Wow! This is gorgeous! I really like it!


----------



## biothanasis (Mar 5, 2009)

Lovely!!! Great shape of the petals!!!!


----------



## Persephone (Mar 5, 2009)

Absolutely regal!
Reminds me of a red queen.


----------



## Phragmatic (Mar 5, 2009)

Very nice flower, congratulation!


----------



## Jorch (Mar 5, 2009)

Definitely worth the wait. Great color and great shape on that one! :clap:


----------



## SlipperFan (Mar 5, 2009)

Are you sure it's Belle Hogue? It is so very pink -- I've only seen red and orange ones.

That said, it's beautiful! I'd buy it in a heartbeat.


----------



## CodPaph (Mar 5, 2009)

hard not to love the veil with its magnificent flower


----------



## John M (Mar 5, 2009)

Lovely! You got a good one!


----------



## Bobc (Mar 5, 2009)

Great flower. worth the wait:clap:


----------



## Yoyo_Jo (Mar 5, 2009)

Oh, congrats, that's a beauty. I love her petals and the color is out of this world. :clap:


----------



## Greenpaph (Mar 5, 2009)

Fantastic, Gilda!


----------



## Ernie (Mar 5, 2009)

BHP is one of my faves! 

-Ernie


----------



## JeanLux (Mar 6, 2009)

Pretty pink flower Gilda!!! Looks like having ears on its dorsal  ! Is it a large bloom? Jean


----------



## SlipperKing (Mar 6, 2009)

Fantastic Gilda. Love that crazy looking dorsal! It looks like a rocket ship setting on top!


----------



## smartie2000 (Mar 6, 2009)

definitely worth the wait! she looks so elegant


----------



## Gilda (Mar 6, 2009)

Thanks all ! The color I would describe as a coral pink . It is a big flower ! Petals are over 8 in.... flower is over 4 in. The angle of the photo makes the dorsal more erect than it actually is. and it does look like it has ears in the pic !:rollhappy:


----------



## Elena (Mar 6, 2009)

Wow, look at those petals! Well worth the wait! 

I'm guessing the plant is very large too, right?


----------



## KyushuCalanthe (Mar 6, 2009)

Definitely one of the nicer Phrag hybrids. Love those petals!


----------



## phrag guy (Mar 6, 2009)

very nice,always like these


----------



## toddybear (Mar 6, 2009)

OMG! Gilga that is fantastic!


----------

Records

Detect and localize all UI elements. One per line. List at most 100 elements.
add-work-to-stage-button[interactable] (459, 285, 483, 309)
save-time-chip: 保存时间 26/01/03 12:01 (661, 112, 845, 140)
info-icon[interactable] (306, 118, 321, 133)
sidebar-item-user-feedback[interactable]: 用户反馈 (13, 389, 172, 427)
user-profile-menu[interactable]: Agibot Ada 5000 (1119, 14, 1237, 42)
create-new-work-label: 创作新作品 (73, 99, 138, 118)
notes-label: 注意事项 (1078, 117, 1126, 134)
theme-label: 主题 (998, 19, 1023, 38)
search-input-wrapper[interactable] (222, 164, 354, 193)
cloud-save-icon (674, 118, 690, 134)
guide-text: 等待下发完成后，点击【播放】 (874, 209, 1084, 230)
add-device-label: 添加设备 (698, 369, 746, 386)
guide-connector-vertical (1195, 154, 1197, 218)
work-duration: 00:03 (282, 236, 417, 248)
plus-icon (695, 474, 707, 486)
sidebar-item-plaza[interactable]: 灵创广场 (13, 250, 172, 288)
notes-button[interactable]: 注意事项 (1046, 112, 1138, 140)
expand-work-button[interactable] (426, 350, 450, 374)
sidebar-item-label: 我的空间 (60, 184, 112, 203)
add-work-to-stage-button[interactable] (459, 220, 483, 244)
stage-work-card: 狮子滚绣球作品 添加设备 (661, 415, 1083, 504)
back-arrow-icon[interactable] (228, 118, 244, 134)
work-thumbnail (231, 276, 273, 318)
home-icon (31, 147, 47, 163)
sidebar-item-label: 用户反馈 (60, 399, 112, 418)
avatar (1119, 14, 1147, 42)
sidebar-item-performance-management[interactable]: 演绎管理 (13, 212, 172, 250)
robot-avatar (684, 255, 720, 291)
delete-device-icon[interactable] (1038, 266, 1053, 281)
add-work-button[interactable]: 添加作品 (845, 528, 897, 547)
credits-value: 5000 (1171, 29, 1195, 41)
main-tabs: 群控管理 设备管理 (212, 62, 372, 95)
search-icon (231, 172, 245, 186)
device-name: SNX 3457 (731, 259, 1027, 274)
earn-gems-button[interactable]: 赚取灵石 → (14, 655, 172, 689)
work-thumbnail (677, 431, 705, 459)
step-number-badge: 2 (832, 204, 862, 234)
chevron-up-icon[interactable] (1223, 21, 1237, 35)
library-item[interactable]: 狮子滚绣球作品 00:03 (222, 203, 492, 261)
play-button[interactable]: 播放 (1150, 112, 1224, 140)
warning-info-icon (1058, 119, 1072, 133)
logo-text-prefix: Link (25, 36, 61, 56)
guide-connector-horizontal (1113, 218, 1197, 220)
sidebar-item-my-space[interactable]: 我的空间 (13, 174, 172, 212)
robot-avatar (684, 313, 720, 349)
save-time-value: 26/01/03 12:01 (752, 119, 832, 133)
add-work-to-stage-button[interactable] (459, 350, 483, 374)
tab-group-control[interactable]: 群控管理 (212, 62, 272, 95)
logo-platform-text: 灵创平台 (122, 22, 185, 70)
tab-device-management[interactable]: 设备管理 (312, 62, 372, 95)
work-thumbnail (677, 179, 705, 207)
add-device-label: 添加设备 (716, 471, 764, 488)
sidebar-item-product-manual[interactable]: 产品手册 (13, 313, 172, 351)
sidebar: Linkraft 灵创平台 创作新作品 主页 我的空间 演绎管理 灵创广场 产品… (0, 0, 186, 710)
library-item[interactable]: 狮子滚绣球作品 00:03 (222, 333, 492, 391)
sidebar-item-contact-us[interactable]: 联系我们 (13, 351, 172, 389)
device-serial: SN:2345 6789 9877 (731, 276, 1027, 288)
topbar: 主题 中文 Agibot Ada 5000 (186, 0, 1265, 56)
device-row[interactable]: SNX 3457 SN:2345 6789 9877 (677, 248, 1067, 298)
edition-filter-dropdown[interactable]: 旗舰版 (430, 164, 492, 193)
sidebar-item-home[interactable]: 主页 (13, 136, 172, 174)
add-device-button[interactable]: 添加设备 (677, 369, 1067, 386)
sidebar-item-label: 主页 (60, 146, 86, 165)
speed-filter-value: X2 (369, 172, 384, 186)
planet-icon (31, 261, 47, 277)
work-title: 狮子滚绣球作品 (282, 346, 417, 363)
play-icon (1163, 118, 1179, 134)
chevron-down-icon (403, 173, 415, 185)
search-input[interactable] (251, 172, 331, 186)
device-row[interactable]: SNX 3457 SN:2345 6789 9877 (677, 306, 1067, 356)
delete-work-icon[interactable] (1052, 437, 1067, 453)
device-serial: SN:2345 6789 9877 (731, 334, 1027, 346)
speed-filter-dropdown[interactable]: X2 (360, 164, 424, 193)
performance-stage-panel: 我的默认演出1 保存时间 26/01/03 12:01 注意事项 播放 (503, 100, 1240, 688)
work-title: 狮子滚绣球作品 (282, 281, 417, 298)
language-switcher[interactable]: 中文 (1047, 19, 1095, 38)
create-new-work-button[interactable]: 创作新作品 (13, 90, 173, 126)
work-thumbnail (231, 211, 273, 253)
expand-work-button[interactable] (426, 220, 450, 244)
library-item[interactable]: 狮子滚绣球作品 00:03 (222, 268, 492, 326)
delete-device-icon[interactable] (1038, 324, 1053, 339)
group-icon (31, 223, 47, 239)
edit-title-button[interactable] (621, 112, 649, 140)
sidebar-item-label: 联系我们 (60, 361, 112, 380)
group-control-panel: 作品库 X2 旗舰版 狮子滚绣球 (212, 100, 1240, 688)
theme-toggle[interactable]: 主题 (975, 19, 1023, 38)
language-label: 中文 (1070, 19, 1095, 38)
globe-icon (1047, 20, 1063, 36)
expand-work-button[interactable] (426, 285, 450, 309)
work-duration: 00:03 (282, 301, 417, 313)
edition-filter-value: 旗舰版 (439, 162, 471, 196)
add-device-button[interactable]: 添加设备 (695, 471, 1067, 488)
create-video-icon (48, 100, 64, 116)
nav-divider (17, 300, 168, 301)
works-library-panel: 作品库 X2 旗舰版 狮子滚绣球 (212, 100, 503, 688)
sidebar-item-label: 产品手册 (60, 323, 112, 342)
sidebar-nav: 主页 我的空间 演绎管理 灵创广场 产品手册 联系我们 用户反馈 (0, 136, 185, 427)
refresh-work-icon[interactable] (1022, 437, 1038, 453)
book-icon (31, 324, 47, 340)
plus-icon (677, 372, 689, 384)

Written exercise
Please reproduce the orchid thread word for word from "## Yoyo_Jo (Mar" to "Greenpaph (Mar 5, 2009)". Work from the orchid thread alone.

Completed task
## Yoyo_Jo (Mar 5, 2009)

Oh, congrats, that's a beauty. I love her petals and the color is out of this world. :clap:


----------



## Greenpaph (Mar 5, 2009)